**Supplied material**

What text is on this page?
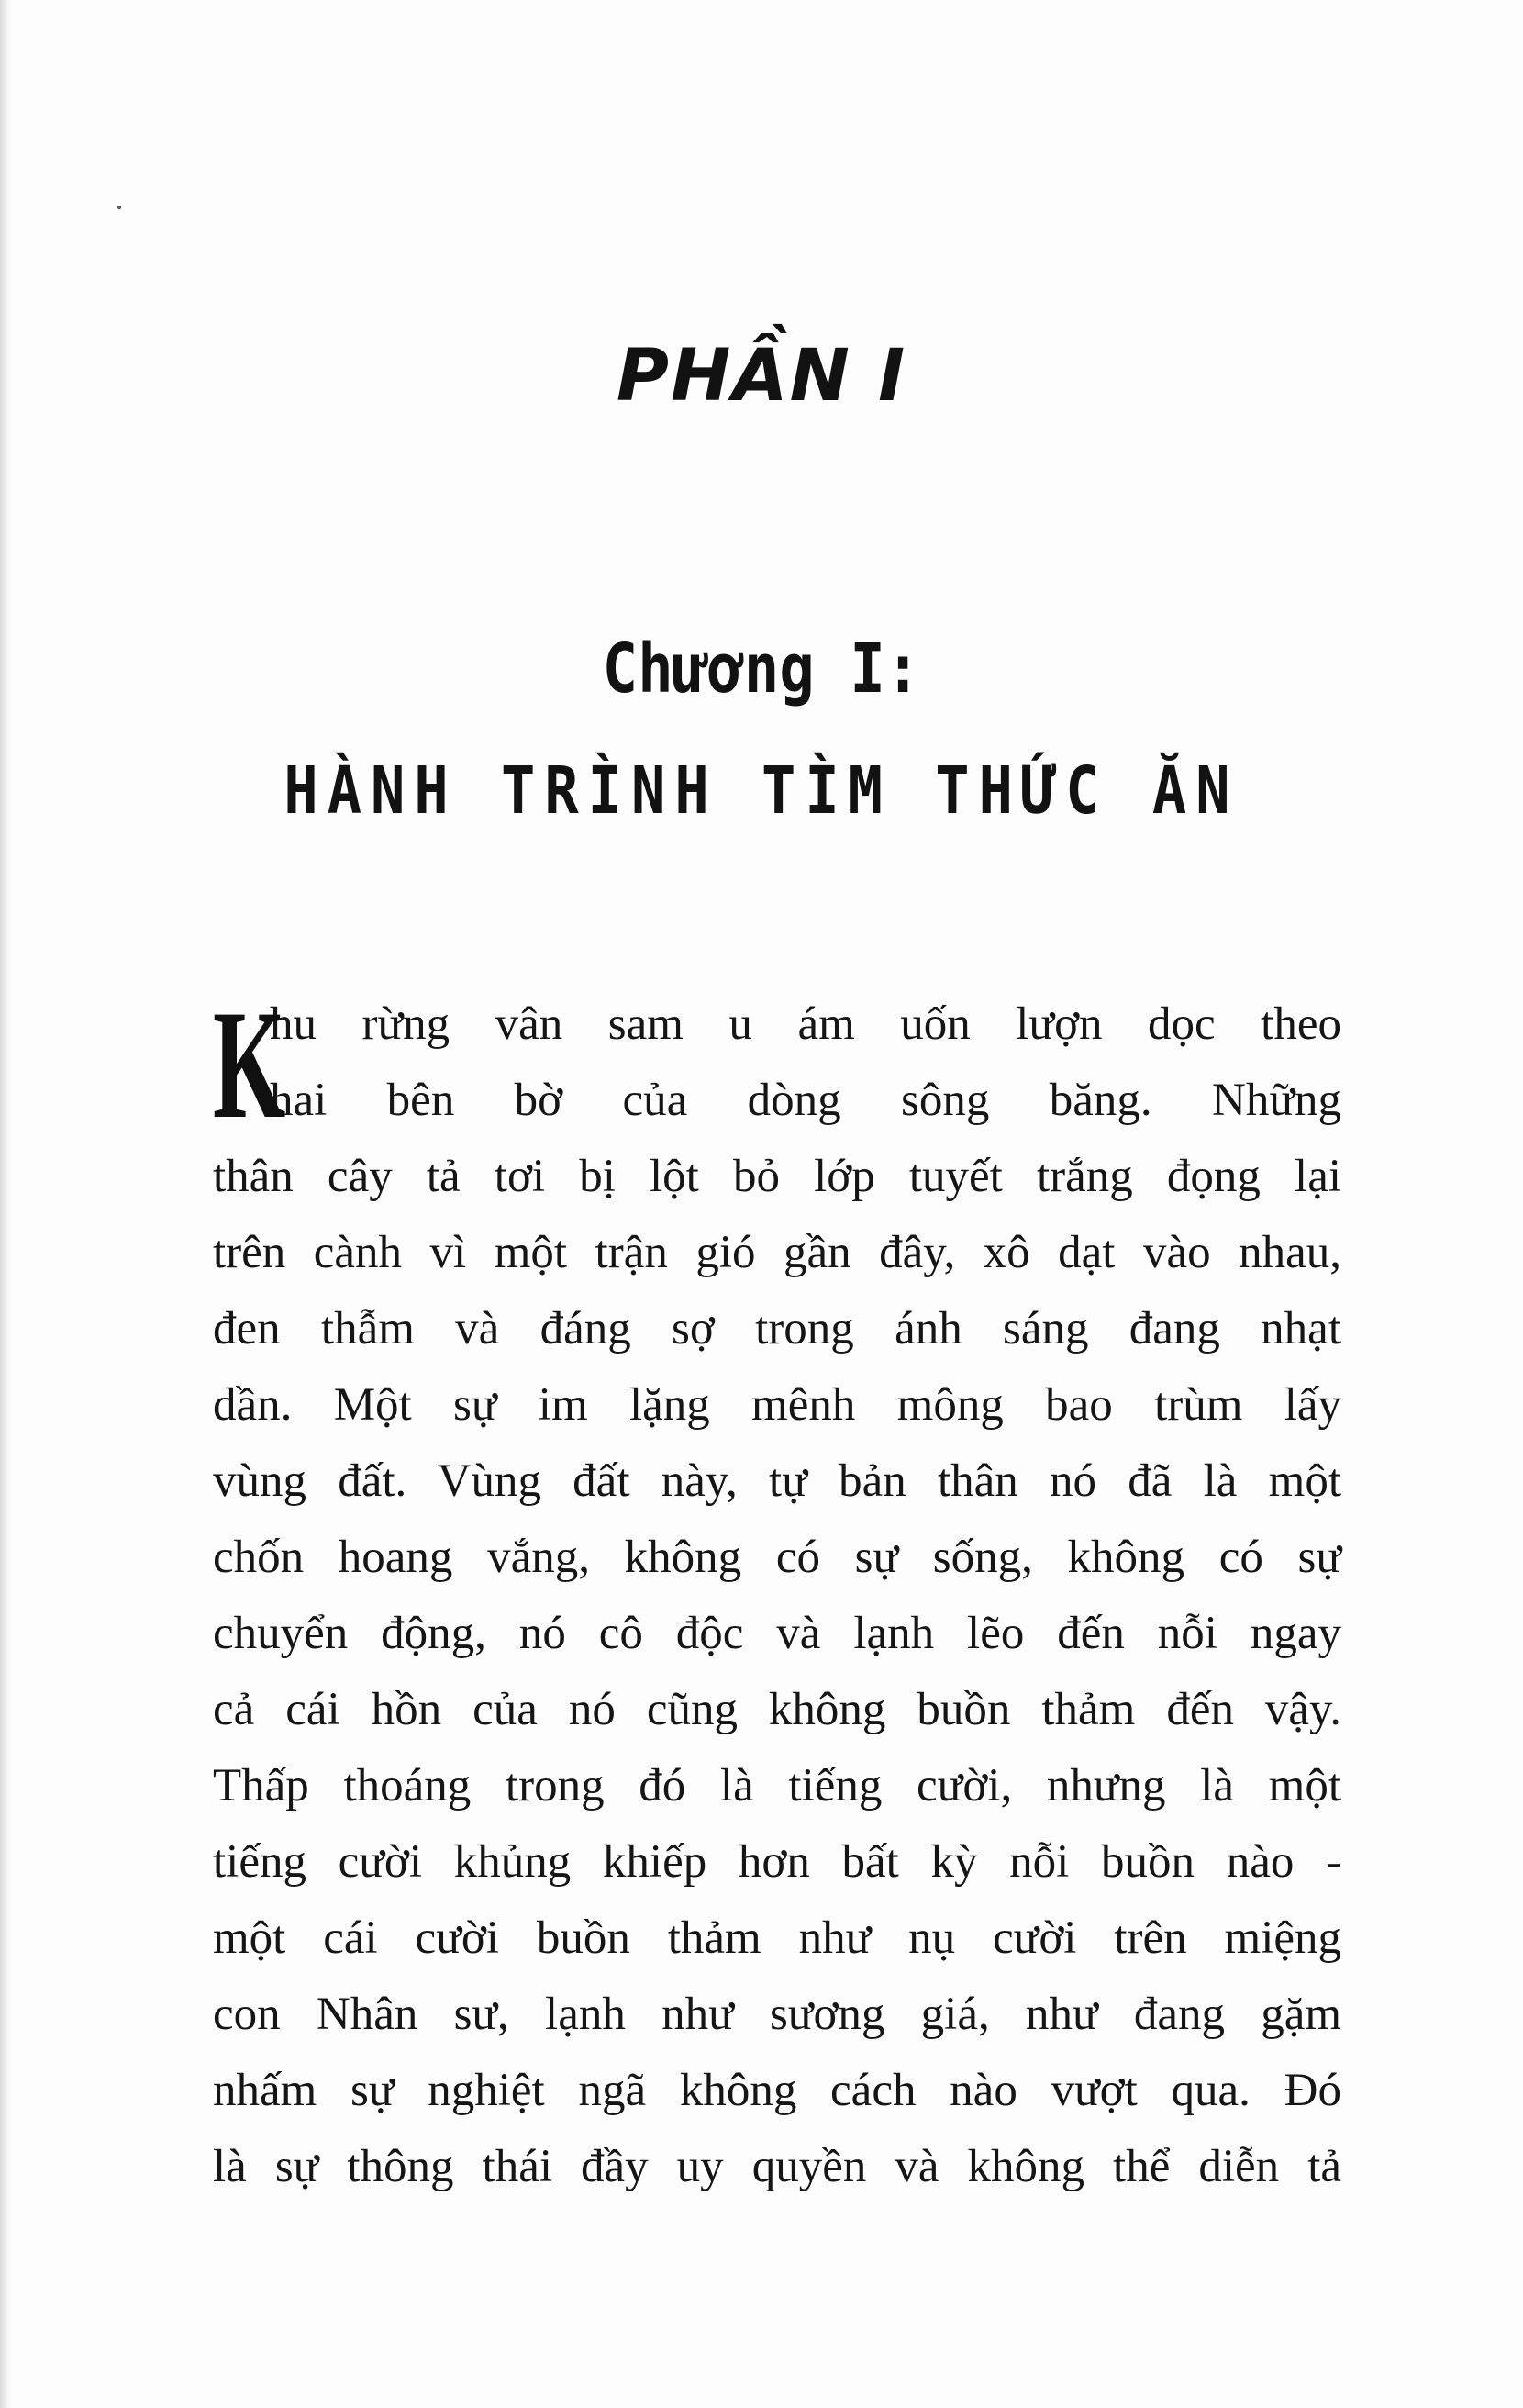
PHẦN I
Chương I:
HÀNH TRÌNH TÌM THỨC ĂN
K
hu rừng vân sam u ám uốn lượn dọc theo
hai bên bờ của dòng sông băng. Những
thân cây tả tơi bị lột bỏ lớp tuyết trắng đọng lại
trên cành vì một trận gió gần đây, xô dạt vào nhau,
đen thẫm và đáng sợ trong ánh sáng đang nhạt
dần. Một sự im lặng mênh mông bao trùm lấy
vùng đất. Vùng đất này, tự bản thân nó đã là một
chốn hoang vắng, không có sự sống, không có sự
chuyển động, nó cô độc và lạnh lẽo đến nỗi ngay
cả cái hồn của nó cũng không buồn thảm đến vậy.
Thấp thoáng trong đó là tiếng cười, nhưng là một
tiếng cười khủng khiếp hơn bất kỳ nỗi buồn nào -
một cái cười buồn thảm như nụ cười trên miệng
con Nhân sư, lạnh như sương giá, như đang gặm
nhấm sự nghiệt ngã không cách nào vượt qua. Đó
là sự thông thái đầy uy quyền và không thể diễn tả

**Short task**
Images do not belong in the copy; reproduce all other parts of the records above verbatim.

**Final result**
What text is on this page?
PHẦN I
Chương I:
HÀNH TRÌNH TÌM THỨC ĂN
K
hu rừng vân sam u ám uốn lượn dọc theo
hai bên bờ của dòng sông băng. Những
thân cây tả tơi bị lột bỏ lớp tuyết trắng đọng lại
trên cành vì một trận gió gần đây, xô dạt vào nhau,
đen thẫm và đáng sợ trong ánh sáng đang nhạt
dần. Một sự im lặng mênh mông bao trùm lấy
vùng đất. Vùng đất này, tự bản thân nó đã là một
chốn hoang vắng, không có sự sống, không có sự
chuyển động, nó cô độc và lạnh lẽo đến nỗi ngay
cả cái hồn của nó cũng không buồn thảm đến vậy.
Thấp thoáng trong đó là tiếng cười, nhưng là một
tiếng cười khủng khiếp hơn bất kỳ nỗi buồn nào -
một cái cười buồn thảm như nụ cười trên miệng
con Nhân sư, lạnh như sương giá, như đang gặm
nhấm sự nghiệt ngã không cách nào vượt qua. Đó
là sự thông thái đầy uy quyền và không thể diễn tả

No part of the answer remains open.